TASK INSTRUCTIONS:
Skip the pictures. Repeat everything else in the records word for word.

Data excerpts
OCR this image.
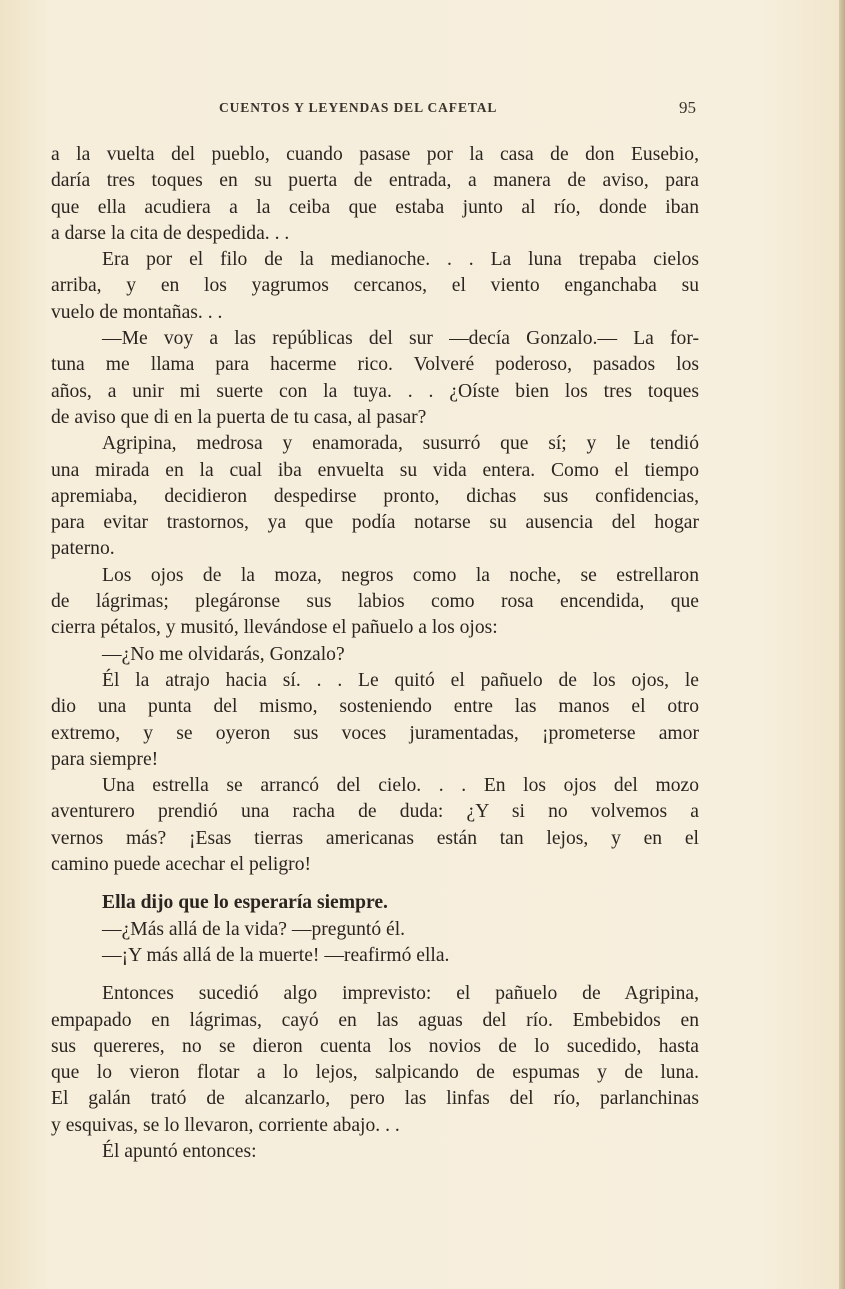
CUENTOS Y LEYENDAS DEL CAFETAL	95
a la vuelta del pueblo, cuando pasase por la casa de don Eusebio,
daría tres toques en su puerta de entrada, a manera de aviso, para
que ella acudiera a la ceiba que estaba junto al río, donde iban
a darse la cita de despedida. . .
Era por el filo de la medianoche. . . La luna trepaba cielos
arriba, y en los yagrumos cercanos, el viento enganchaba su
vuelo de montañas. . .
—Me voy a las repúblicas del sur —decía Gonzalo.— La for-
tuna me llama para hacerme rico. Volveré poderoso, pasados los
años, a unir mi suerte con la tuya. . . ¿Oíste bien los tres toques
de aviso que di en la puerta de tu casa, al pasar?
Agripina, medrosa y enamorada, susurró que sí; y le tendió
una mirada en la cual iba envuelta su vida entera. Como el tiempo
apremiaba, decidieron despedirse pronto, dichas sus confidencias,
para evitar trastornos, ya que podía notarse su ausencia del hogar
paterno.
Los ojos de la moza, negros como la noche, se estrellaron
de lágrimas; plegáronse sus labios como rosa encendida, que
cierra pétalos, y musitó, llevándose el pañuelo a los ojos:
—¿No me olvidarás, Gonzalo?
Él la atrajo hacia sí. . . Le quitó el pañuelo de los ojos, le
dio una punta del mismo, sosteniendo entre las manos el otro
extremo, y se oyeron sus voces juramentadas, ¡prometerse amor
para siempre!
Una estrella se arrancó del cielo. . . En los ojos del mozo
aventurero prendió una racha de duda: ¿Y si no volvemos a
vernos más? ¡Esas tierras americanas están tan lejos, y en el
camino puede acechar el peligro!
Ella dijo que lo esperaría siempre.
—¿Más allá de la vida? —preguntó él.
—¡Y más allá de la muerte! —reafirmó ella.
Entonces sucedió algo imprevisto: el pañuelo de Agripina,
empapado en lágrimas, cayó en las aguas del río. Embebidos en
sus quereres, no se dieron cuenta los novios de lo sucedido, hasta
que lo vieron flotar a lo lejos, salpicando de espumas y de luna.
El galán trató de alcanzarlo, pero las linfas del río, parlanchinas
y esquivas, se lo llevaron, corriente abajo. . .
Él apuntó entonces:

COMPLETE OUTPUT:
OCR this image.
CUENTOS Y LEYENDAS DEL CAFETAL	95
a la vuelta del pueblo, cuando pasase por la casa de don Eusebio,
daría tres toques en su puerta de entrada, a manera de aviso, para
que ella acudiera a la ceiba que estaba junto al río, donde iban
a darse la cita de despedida. . .
Era por el filo de la medianoche. . . La luna trepaba cielos
arriba, y en los yagrumos cercanos, el viento enganchaba su
vuelo de montañas. . .
—Me voy a las repúblicas del sur —decía Gonzalo.— La for-
tuna me llama para hacerme rico. Volveré poderoso, pasados los
años, a unir mi suerte con la tuya. . . ¿Oíste bien los tres toques
de aviso que di en la puerta de tu casa, al pasar?
Agripina, medrosa y enamorada, susurró que sí; y le tendió
una mirada en la cual iba envuelta su vida entera. Como el tiempo
apremiaba, decidieron despedirse pronto, dichas sus confidencias,
para evitar trastornos, ya que podía notarse su ausencia del hogar
paterno.
Los ojos de la moza, negros como la noche, se estrellaron
de lágrimas; plegáronse sus labios como rosa encendida, que
cierra pétalos, y musitó, llevándose el pañuelo a los ojos:
—¿No me olvidarás, Gonzalo?
Él la atrajo hacia sí. . . Le quitó el pañuelo de los ojos, le
dio una punta del mismo, sosteniendo entre las manos el otro
extremo, y se oyeron sus voces juramentadas, ¡prometerse amor
para siempre!
Una estrella se arrancó del cielo. . . En los ojos del mozo
aventurero prendió una racha de duda: ¿Y si no volvemos a
vernos más? ¡Esas tierras americanas están tan lejos, y en el
camino puede acechar el peligro!
Ella dijo que lo esperaría siempre.
—¿Más allá de la vida? —preguntó él.
—¡Y más allá de la muerte! —reafirmó ella.
Entonces sucedió algo imprevisto: el pañuelo de Agripina,
empapado en lágrimas, cayó en las aguas del río. Embebidos en
sus quereres, no se dieron cuenta los novios de lo sucedido, hasta
que lo vieron flotar a lo lejos, salpicando de espumas y de luna.
El galán trató de alcanzarlo, pero las linfas del río, parlanchinas
y esquivas, se lo llevaron, corriente abajo. . .
Él apuntó entonces:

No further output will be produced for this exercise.